> _SOURCE MATERIAL_
-- Begin --

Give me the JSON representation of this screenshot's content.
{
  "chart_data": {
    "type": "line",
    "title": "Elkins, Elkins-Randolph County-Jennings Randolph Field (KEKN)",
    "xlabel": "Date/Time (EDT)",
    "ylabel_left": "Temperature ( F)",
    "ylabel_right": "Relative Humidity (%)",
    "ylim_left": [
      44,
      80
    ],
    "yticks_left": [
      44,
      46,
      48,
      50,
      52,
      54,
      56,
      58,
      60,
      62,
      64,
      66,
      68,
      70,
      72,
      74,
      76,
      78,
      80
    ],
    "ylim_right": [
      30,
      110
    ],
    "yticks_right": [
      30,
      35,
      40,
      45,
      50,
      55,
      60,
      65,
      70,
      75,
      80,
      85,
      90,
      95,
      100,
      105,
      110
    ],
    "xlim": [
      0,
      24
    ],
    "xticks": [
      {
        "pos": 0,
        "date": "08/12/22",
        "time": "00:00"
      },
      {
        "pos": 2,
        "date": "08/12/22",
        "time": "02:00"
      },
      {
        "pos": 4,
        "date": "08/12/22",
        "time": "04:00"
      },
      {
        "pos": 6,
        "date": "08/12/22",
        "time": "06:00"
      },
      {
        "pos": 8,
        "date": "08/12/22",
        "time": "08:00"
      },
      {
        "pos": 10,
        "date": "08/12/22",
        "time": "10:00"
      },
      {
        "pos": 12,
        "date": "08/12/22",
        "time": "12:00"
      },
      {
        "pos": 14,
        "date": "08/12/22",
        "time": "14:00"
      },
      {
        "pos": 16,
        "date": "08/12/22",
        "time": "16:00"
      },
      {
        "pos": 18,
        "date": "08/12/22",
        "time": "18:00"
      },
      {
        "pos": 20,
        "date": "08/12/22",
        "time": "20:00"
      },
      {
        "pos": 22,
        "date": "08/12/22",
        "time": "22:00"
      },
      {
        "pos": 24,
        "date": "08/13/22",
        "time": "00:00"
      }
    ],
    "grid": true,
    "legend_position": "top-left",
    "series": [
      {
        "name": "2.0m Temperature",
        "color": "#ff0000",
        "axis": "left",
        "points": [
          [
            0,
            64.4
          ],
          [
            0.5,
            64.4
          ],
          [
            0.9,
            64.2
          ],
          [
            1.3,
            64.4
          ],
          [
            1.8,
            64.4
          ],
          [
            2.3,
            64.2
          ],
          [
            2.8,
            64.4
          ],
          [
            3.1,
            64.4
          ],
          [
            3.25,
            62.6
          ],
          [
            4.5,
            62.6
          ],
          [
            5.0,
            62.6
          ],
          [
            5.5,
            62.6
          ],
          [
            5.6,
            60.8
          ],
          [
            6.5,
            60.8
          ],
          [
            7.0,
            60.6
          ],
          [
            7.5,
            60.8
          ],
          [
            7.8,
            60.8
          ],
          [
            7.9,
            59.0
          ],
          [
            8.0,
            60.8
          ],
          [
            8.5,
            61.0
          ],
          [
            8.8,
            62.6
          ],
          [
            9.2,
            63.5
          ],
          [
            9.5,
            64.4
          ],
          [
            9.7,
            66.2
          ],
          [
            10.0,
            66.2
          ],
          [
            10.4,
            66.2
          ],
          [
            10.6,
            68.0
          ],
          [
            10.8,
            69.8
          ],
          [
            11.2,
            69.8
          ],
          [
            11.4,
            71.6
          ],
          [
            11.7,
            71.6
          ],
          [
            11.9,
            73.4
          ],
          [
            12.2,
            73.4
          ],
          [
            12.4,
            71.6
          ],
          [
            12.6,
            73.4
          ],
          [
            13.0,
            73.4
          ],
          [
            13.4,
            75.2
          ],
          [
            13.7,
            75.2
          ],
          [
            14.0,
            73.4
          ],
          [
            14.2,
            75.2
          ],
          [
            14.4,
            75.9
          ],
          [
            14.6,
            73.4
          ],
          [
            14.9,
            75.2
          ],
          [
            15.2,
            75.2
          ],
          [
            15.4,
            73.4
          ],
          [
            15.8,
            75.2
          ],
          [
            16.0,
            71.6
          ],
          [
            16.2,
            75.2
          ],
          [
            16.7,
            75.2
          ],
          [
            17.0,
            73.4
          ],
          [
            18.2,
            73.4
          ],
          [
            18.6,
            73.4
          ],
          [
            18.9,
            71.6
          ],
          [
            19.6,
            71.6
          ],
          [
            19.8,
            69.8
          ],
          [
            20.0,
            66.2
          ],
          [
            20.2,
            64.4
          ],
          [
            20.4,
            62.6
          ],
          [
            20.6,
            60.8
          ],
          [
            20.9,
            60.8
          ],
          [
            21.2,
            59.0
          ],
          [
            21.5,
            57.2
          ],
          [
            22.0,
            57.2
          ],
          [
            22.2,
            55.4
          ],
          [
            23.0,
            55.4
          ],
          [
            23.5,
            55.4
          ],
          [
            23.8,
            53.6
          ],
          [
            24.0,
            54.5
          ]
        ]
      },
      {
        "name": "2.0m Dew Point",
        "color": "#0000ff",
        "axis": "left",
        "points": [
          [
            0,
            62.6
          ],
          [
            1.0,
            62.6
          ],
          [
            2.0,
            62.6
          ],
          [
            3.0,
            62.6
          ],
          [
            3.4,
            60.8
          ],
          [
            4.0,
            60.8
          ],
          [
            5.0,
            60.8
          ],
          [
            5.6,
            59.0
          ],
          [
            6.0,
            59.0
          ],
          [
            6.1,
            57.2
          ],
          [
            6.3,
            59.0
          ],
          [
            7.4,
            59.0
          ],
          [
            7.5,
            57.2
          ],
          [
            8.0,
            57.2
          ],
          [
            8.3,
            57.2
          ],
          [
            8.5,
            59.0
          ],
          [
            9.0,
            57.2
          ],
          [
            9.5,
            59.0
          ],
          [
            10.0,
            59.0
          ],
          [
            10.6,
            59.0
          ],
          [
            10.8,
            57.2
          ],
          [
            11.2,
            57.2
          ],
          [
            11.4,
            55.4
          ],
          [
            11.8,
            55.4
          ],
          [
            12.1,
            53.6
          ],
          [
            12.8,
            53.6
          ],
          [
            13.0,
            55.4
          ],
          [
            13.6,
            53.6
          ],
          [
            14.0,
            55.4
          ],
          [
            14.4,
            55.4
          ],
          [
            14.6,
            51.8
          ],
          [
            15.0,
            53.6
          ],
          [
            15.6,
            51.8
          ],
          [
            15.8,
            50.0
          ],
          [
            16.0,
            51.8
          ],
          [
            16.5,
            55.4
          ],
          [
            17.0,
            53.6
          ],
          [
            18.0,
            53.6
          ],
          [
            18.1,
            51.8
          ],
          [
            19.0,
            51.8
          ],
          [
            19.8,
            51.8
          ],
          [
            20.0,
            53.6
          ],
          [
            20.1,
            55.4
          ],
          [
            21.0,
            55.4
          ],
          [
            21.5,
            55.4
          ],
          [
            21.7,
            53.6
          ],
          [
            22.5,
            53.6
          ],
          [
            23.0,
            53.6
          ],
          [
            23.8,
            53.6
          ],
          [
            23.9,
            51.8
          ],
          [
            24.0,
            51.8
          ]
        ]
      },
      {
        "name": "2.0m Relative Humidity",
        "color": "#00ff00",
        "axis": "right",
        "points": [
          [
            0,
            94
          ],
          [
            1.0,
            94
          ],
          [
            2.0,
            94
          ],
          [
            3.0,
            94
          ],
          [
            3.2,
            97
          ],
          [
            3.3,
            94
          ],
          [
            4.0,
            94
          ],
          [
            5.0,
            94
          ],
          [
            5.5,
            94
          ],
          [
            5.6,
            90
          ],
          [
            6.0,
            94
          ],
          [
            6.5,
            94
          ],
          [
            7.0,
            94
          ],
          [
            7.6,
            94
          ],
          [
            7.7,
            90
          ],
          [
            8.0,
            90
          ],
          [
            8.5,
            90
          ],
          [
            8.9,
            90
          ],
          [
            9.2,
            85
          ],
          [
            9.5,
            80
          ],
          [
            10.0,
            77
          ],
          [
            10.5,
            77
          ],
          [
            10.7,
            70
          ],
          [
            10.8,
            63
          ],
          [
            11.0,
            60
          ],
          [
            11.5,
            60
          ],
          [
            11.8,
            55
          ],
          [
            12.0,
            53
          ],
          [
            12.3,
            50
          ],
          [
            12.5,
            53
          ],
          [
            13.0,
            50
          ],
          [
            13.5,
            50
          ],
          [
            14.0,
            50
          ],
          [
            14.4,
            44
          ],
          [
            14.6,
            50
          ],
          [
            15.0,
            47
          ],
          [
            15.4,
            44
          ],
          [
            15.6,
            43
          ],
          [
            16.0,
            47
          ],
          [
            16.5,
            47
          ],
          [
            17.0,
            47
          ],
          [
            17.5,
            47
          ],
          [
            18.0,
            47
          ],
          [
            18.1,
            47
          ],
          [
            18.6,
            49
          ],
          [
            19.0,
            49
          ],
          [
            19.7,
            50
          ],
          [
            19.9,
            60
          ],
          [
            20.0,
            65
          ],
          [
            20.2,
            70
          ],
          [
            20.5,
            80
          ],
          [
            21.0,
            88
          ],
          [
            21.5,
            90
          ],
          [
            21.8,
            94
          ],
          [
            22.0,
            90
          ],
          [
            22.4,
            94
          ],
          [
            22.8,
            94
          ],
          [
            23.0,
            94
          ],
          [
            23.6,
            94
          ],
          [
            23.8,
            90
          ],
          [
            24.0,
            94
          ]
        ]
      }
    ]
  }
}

-- End --

> _EXERCISE REQUIREMENTS_
Search the preceding listing for the word "Humidity" and pull out every line that holds it.

> _COMPLETE ANSWER_
    "ylabel_right": "Relative Humidity (%)",
        "name": "2.0m Relative Humidity",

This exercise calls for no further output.